Each entry below is to be duplicated verbatim.

Entries taken from a collection
------------------------------------------------------------

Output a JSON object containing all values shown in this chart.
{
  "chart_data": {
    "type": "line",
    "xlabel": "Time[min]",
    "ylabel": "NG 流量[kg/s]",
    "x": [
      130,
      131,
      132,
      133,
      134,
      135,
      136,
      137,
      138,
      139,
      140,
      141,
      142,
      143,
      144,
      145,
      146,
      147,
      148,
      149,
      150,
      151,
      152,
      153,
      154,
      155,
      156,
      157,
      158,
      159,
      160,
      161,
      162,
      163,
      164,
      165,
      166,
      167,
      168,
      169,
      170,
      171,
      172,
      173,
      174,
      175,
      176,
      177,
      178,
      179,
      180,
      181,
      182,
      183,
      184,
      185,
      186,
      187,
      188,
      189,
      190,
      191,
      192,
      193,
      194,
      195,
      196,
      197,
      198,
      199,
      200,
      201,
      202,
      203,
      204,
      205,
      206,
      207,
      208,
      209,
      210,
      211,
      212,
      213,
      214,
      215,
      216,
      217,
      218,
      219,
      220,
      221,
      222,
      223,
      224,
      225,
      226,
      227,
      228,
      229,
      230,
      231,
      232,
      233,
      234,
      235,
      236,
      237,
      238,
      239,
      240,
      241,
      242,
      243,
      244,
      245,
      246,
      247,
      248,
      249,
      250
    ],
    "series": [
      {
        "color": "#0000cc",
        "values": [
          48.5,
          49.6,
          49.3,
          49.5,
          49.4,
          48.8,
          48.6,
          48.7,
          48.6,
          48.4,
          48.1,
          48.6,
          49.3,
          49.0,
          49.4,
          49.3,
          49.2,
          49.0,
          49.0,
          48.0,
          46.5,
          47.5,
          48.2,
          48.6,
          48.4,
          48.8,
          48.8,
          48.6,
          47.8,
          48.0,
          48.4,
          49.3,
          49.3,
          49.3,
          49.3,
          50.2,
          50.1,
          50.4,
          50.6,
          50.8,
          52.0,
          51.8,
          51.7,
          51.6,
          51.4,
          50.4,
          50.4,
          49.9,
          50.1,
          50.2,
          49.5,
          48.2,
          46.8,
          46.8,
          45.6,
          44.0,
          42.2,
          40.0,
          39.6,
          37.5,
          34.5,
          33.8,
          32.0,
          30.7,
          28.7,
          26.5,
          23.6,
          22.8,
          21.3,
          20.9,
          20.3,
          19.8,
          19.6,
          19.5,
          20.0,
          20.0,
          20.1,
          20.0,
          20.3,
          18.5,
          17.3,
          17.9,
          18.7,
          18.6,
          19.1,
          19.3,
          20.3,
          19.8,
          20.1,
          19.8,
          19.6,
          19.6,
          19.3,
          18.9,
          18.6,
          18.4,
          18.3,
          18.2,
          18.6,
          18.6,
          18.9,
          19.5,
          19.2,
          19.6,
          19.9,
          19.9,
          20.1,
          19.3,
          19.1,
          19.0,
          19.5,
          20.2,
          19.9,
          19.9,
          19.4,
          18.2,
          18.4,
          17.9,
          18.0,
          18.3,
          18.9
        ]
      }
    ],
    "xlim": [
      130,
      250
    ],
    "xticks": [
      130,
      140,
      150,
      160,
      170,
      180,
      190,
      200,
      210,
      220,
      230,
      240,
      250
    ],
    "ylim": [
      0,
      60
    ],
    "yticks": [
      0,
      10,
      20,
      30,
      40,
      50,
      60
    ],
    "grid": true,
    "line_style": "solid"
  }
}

------------------------------------------------------------

◆ CORRECT RESPONSE ◆
Output a JSON object containing all values shown in this chart.
{
  "chart_data": {
    "type": "line",
    "xlabel": "Time[min]",
    "ylabel": "NG 流量[kg/s]",
    "x": [
      130,
      131,
      132,
      133,
      134,
      135,
      136,
      137,
      138,
      139,
      140,
      141,
      142,
      143,
      144,
      145,
      146,
      147,
      148,
      149,
      150,
      151,
      152,
      153,
      154,
      155,
      156,
      157,
      158,
      159,
      160,
      161,
      162,
      163,
      164,
      165,
      166,
      167,
      168,
      169,
      170,
      171,
      172,
      173,
      174,
      175,
      176,
      177,
      178,
      179,
      180,
      181,
      182,
      183,
      184,
      185,
      186,
      187,
      188,
      189,
      190,
      191,
      192,
      193,
      194,
      195,
      196,
      197,
      198,
      199,
      200,
      201,
      202,
      203,
      204,
      205,
      206,
      207,
      208,
      209,
      210,
      211,
      212,
      213,
      214,
      215,
      216,
      217,
      218,
      219,
      220,
      221,
      222,
      223,
      224,
      225,
      226,
      227,
      228,
      229,
      230,
      231,
      232,
      233,
      234,
      235,
      236,
      237,
      238,
      239,
      240,
      241,
      242,
      243,
      244,
      245,
      246,
      247,
      248,
      249,
      250
    ],
    "series": [
      {
        "color": "#0000cc",
        "values": [
          48.5,
          49.6,
          49.3,
          49.5,
          49.4,
          48.8,
          48.6,
          48.7,
          48.6,
          48.4,
          48.1,
          48.6,
          49.3,
          49.0,
          49.4,
          49.3,
          49.2,
          49.0,
          49.0,
          48.0,
          46.5,
          47.5,
          48.2,
          48.6,
          48.4,
          48.8,
          48.8,
          48.6,
          47.8,
          48.0,
          48.4,
          49.3,
          49.3,
          49.3,
          49.3,
          50.2,
          50.1,
          50.4,
          50.6,
          50.8,
          52.0,
          51.8,
          51.7,
          51.6,
          51.4,
          50.4,
          50.4,
          49.9,
          50.1,
          50.2,
          49.5,
          48.2,
          46.8,
          46.8,
          45.6,
          44.0,
          42.2,
          40.0,
          39.6,
          37.5,
          34.5,
          33.8,
          32.0,
          30.7,
          28.7,
          26.5,
          23.6,
          22.8,
          21.3,
          20.9,
          20.3,
          19.8,
          19.6,
          19.5,
          20.0,
          20.0,
          20.1,
          20.0,
          20.3,
          18.5,
          17.3,
          17.9,
          18.7,
          18.6,
          19.1,
          19.3,
          20.3,
          19.8,
          20.1,
          19.8,
          19.6,
          19.6,
          19.3,
          18.9,
          18.6,
          18.4,
          18.3,
          18.2,
          18.6,
          18.6,
          18.9,
          19.5,
          19.2,
          19.6,
          19.9,
          19.9,
          20.1,
          19.3,
          19.1,
          19.0,
          19.5,
          20.2,
          19.9,
          19.9,
          19.4,
          18.2,
          18.4,
          17.9,
          18.0,
          18.3,
          18.9
        ]
      }
    ],
    "xlim": [
      130,
      250
    ],
    "xticks": [
      130,
      140,
      150,
      160,
      170,
      180,
      190,
      200,
      210,
      220,
      230,
      240,
      250
    ],
    "ylim": [
      0,
      60
    ],
    "yticks": [
      0,
      10,
      20,
      30,
      40,
      50,
      60
    ],
    "grid": true,
    "line_style": "solid"
  }
}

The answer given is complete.